[Items listed in a dataset]
###

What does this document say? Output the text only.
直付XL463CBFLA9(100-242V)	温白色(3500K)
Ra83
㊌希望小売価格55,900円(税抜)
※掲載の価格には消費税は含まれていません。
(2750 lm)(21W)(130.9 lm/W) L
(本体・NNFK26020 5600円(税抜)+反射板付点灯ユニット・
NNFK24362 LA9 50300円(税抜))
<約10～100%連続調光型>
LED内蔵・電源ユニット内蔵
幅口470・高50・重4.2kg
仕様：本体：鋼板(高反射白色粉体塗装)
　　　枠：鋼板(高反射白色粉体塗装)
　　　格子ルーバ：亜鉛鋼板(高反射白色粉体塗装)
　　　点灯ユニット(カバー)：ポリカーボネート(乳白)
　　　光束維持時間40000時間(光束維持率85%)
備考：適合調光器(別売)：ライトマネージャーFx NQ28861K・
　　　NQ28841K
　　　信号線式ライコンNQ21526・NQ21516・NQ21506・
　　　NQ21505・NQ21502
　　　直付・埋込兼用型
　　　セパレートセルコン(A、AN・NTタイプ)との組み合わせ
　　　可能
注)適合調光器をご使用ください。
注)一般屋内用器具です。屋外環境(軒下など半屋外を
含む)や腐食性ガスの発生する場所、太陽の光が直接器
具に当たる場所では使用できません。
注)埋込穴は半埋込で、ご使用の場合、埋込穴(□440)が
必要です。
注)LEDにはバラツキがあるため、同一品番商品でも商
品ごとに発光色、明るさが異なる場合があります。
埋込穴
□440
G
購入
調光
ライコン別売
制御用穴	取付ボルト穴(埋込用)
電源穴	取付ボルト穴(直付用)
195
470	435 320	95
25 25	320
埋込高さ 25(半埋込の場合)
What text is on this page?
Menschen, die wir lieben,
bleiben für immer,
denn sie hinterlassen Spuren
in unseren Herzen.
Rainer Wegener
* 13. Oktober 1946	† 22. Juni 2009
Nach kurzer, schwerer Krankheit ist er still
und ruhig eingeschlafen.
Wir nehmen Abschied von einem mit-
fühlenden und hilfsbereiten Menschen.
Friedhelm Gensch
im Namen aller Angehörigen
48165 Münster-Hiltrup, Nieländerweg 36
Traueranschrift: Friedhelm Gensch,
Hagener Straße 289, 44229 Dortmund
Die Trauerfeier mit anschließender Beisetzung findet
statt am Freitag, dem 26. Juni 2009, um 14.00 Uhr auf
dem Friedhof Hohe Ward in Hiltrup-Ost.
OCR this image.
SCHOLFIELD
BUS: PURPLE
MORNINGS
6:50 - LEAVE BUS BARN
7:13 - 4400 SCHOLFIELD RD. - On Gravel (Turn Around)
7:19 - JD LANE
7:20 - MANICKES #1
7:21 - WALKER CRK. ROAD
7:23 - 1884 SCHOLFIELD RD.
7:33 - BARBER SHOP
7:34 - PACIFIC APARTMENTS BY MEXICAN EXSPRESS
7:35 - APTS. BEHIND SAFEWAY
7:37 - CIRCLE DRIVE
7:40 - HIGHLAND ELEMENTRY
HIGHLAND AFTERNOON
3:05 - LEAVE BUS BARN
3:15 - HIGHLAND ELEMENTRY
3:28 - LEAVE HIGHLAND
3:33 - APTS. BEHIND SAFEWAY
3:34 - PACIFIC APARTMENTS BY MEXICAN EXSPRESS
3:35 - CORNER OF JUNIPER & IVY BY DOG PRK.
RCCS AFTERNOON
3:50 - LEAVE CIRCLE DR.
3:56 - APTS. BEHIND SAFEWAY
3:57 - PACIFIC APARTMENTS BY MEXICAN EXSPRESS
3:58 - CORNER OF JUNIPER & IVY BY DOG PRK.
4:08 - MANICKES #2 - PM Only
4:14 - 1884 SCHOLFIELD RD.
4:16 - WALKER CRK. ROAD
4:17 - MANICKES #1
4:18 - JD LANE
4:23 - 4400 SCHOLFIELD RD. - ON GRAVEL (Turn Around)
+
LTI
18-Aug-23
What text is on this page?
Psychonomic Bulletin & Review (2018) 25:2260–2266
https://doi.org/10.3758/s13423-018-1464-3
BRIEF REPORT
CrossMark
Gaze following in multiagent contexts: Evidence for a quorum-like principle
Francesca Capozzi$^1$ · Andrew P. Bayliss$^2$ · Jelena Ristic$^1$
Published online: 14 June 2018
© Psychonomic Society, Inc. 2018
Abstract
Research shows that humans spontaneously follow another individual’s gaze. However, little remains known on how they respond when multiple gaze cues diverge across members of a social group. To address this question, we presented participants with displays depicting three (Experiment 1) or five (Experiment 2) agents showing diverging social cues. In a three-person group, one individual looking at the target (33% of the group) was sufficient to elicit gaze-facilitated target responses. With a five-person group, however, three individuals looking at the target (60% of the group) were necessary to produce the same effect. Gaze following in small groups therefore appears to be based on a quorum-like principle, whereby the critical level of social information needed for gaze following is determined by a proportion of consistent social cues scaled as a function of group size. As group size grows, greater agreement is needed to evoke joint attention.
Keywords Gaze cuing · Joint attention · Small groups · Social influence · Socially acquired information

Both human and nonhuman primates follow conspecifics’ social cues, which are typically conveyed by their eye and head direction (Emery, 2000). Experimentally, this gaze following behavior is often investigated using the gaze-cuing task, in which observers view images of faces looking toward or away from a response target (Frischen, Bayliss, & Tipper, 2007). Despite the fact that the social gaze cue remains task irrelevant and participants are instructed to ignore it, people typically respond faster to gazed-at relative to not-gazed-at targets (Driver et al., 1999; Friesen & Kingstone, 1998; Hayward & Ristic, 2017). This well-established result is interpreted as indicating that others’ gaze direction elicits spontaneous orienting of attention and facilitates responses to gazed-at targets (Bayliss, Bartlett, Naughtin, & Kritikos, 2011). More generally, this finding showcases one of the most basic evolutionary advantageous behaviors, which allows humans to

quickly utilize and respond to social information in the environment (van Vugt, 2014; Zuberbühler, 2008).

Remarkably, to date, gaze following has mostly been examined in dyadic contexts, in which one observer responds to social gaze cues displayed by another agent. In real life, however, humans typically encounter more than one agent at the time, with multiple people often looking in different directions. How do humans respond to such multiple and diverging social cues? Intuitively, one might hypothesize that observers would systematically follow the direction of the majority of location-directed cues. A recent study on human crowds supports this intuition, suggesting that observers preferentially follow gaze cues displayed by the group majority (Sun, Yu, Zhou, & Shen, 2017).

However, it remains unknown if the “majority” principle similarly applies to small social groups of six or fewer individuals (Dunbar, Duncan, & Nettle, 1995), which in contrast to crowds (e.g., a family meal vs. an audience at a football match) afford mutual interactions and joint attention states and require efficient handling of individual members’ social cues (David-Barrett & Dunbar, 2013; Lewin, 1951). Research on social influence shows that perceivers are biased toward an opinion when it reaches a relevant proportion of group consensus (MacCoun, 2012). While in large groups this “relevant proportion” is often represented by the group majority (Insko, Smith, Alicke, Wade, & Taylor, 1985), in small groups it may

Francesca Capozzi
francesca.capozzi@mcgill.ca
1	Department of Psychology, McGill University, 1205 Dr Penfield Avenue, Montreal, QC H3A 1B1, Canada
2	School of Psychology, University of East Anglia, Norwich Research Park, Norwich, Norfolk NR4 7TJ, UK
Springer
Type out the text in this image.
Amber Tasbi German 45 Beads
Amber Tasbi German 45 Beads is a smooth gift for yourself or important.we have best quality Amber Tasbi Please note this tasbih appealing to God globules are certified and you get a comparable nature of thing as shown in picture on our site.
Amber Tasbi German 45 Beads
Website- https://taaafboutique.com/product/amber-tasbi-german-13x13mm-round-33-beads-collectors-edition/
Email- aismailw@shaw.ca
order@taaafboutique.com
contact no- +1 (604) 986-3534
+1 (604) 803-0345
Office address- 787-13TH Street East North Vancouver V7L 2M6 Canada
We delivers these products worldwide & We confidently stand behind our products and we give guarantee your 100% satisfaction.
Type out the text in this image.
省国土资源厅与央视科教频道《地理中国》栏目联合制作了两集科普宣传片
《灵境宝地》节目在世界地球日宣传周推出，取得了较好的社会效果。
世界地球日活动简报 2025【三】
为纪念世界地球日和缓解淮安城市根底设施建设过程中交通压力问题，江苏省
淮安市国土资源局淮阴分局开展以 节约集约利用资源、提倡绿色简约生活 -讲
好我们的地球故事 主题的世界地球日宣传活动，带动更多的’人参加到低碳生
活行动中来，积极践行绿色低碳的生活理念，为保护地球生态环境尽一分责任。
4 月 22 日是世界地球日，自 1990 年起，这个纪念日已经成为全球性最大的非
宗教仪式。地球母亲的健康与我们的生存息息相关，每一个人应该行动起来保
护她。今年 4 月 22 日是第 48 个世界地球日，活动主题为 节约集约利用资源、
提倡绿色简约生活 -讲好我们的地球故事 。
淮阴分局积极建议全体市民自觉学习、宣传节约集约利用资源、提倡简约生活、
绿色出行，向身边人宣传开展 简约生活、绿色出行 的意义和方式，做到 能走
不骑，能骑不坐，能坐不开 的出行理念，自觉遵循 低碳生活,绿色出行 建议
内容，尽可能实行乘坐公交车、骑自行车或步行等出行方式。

###

Stated problem: Look through the listing and extract every line with "绿色出行" in it.

Finished exercise:
绿色出行，向身边人宣传开展 简约生活、绿色出行 的意义和方式，做到 能走
不骑，能骑不坐，能坐不开 的出行理念，自觉遵循 低碳生活,绿色出行 建议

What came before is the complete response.